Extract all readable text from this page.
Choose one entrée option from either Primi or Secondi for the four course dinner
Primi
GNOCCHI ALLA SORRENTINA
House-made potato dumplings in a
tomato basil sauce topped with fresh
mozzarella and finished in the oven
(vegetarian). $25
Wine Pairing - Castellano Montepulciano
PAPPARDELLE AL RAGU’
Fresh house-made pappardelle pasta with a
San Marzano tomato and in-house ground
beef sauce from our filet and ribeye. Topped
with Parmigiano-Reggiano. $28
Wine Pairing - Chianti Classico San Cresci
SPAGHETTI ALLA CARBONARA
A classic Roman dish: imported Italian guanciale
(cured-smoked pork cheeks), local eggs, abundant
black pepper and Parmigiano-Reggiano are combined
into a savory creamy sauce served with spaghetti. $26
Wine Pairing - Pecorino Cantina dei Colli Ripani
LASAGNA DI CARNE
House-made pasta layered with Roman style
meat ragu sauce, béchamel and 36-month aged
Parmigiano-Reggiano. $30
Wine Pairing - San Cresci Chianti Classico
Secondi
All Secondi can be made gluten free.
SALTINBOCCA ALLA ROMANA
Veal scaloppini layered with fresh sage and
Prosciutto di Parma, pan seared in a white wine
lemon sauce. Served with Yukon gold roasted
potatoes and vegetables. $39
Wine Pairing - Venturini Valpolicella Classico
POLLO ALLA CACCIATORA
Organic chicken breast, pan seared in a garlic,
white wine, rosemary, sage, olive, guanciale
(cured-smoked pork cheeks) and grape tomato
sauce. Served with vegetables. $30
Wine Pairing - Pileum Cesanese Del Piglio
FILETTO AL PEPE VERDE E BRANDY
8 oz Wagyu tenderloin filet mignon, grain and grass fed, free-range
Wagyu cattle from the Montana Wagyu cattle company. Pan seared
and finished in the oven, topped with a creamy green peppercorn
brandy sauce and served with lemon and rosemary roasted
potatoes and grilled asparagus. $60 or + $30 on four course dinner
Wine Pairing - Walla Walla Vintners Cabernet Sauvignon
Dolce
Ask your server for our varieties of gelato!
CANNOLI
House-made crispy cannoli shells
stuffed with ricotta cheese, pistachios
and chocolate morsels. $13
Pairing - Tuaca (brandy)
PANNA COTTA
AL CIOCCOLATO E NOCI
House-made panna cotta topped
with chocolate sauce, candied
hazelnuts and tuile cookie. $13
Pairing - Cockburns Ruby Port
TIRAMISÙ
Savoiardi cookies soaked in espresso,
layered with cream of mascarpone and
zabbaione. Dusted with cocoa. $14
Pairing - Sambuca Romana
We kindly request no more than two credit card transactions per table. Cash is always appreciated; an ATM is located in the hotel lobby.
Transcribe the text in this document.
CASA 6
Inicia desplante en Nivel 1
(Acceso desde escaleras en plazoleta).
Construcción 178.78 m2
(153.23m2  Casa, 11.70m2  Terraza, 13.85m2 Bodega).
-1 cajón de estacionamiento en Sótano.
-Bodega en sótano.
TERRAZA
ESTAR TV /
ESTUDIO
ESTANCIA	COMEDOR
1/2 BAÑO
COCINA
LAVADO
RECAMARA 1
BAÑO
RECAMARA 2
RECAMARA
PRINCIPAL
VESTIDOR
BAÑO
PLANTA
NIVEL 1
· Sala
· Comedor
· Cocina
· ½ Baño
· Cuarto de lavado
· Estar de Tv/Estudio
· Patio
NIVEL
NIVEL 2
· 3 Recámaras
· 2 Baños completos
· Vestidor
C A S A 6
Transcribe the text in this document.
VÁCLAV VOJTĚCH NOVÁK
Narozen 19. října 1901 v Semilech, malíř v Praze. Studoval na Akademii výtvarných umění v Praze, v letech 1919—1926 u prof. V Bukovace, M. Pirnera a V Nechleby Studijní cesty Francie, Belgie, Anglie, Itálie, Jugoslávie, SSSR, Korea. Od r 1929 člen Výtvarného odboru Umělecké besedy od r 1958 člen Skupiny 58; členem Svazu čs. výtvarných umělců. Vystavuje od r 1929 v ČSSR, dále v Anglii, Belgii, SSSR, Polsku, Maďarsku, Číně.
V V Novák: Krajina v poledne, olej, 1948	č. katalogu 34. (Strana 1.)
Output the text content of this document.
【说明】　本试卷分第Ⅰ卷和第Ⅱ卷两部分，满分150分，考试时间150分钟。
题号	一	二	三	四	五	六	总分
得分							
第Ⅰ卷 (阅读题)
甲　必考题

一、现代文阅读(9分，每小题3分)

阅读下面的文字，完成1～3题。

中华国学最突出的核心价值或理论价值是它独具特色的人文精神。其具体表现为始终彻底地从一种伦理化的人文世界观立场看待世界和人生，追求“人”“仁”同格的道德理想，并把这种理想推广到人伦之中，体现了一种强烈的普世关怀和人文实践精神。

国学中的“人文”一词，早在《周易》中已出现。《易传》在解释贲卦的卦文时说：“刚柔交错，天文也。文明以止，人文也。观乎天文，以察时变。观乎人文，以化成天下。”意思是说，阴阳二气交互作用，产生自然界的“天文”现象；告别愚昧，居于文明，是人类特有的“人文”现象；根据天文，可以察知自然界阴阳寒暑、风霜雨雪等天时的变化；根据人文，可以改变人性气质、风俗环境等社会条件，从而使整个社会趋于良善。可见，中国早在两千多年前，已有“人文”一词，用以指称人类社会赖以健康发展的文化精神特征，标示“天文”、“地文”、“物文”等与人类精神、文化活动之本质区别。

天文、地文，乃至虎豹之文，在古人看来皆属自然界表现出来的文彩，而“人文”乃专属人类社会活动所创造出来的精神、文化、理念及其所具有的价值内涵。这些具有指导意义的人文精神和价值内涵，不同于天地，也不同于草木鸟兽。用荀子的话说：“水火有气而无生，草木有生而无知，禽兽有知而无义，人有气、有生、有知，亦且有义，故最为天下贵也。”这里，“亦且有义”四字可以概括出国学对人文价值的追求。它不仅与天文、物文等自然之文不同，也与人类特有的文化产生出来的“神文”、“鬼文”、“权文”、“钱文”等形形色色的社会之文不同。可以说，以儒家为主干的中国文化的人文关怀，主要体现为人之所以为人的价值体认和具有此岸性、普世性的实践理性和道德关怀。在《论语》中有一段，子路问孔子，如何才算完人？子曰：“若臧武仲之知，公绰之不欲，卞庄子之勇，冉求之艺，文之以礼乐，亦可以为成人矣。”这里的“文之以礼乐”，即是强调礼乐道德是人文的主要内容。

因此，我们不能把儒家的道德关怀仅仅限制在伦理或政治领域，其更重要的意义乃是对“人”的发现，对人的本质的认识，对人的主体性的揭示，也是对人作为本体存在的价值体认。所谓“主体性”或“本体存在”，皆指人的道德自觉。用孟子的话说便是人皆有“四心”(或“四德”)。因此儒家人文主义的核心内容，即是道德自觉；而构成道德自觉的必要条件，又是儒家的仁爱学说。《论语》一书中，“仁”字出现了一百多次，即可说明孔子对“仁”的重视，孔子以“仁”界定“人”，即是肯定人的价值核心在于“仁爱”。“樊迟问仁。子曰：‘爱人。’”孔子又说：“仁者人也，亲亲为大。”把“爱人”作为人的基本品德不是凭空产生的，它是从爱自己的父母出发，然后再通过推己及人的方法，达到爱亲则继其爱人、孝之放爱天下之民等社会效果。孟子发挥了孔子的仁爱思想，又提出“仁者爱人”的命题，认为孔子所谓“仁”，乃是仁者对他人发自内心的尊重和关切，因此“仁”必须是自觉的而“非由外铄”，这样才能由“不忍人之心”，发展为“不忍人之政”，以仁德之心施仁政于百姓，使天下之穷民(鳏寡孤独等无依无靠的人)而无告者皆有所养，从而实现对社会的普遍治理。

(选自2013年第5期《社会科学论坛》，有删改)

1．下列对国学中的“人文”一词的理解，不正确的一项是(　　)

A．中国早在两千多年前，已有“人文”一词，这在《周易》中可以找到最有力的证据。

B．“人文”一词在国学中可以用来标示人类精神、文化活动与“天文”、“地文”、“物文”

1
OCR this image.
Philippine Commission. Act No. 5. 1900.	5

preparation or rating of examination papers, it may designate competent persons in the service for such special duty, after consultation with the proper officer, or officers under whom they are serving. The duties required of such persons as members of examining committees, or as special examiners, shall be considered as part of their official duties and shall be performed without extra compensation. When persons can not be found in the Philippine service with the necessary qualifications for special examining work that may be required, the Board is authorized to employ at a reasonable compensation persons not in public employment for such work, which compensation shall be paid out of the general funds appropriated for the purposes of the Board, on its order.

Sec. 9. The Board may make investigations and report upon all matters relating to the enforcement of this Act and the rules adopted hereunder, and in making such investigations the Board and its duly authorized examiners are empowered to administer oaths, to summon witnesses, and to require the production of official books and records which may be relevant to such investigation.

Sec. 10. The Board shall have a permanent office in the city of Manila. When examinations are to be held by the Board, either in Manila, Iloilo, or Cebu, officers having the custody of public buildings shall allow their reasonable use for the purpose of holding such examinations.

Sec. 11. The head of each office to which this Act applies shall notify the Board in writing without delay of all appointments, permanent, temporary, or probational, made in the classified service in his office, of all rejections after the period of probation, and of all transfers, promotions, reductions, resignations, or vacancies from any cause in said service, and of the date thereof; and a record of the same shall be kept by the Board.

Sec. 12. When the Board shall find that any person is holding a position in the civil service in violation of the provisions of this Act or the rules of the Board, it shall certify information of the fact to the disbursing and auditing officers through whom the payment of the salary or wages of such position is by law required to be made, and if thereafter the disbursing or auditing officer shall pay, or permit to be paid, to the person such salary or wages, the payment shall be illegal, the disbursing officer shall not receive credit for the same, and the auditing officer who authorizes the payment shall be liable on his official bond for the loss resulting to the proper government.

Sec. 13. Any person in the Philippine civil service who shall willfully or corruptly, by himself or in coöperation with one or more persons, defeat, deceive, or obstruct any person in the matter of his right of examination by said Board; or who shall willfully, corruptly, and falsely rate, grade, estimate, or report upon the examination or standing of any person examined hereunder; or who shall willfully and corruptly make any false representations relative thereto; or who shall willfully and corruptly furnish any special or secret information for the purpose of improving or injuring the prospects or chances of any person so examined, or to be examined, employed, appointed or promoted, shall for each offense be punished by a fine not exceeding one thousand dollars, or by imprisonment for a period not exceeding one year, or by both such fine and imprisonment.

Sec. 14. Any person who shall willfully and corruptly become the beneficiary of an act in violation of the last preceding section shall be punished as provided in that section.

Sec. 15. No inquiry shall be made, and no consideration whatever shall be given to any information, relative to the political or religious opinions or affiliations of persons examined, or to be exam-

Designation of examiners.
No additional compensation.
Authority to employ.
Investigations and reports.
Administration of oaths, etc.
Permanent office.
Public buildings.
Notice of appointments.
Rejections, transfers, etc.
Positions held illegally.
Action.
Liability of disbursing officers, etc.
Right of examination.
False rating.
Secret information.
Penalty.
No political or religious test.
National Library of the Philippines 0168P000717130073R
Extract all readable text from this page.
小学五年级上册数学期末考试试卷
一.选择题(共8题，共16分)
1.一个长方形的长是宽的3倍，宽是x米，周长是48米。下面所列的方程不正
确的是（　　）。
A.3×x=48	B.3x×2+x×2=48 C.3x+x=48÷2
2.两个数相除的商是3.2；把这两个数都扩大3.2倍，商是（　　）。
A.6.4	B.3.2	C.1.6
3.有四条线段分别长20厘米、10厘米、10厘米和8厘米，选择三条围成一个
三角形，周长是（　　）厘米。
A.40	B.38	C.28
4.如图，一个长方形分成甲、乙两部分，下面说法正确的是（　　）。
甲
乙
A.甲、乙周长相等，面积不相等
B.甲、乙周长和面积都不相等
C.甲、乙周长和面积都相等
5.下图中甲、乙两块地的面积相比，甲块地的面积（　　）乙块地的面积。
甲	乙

## Given problem
Extract all lines from the material above that include the word "free".

## Task output
All Secondi can be made gluten free.
8 oz Wagyu tenderloin filet mignon, grain and grass fed, free-range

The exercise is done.